◆ Problem ◆
Locate each line below that includes "other" and reproduce it.

****

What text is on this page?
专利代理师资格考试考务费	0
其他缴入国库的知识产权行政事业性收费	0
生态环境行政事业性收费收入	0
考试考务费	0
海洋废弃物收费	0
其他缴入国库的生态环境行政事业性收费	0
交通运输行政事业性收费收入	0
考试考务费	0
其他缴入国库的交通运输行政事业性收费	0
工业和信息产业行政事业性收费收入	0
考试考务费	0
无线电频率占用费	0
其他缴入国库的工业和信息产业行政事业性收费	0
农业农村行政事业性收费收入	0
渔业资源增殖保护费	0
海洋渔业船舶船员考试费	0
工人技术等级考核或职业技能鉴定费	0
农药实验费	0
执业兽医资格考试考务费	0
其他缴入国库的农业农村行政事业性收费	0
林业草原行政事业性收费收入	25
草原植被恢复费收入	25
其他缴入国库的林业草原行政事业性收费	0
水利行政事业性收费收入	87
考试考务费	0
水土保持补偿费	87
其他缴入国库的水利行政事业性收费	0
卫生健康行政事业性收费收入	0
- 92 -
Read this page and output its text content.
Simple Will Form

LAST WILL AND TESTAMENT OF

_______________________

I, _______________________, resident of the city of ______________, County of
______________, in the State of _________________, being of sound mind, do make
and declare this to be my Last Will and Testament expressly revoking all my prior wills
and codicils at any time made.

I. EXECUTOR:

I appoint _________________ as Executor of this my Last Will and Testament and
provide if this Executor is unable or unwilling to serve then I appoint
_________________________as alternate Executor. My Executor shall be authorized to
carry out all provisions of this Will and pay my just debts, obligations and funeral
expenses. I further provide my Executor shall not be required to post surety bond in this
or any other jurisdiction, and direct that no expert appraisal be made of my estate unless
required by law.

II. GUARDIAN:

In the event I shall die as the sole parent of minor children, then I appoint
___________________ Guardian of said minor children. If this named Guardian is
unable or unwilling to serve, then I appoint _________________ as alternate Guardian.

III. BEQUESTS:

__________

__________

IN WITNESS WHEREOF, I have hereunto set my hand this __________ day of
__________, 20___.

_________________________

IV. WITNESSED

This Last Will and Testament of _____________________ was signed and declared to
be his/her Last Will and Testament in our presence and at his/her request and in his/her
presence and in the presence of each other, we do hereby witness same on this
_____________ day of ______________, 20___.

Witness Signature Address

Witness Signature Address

****

◆ Solution to the exercise ◆
or any other jurisdiction, and direct that no expert appraisal be made of my estate unless
presence and in the presence of each other, we do hereby witness same on this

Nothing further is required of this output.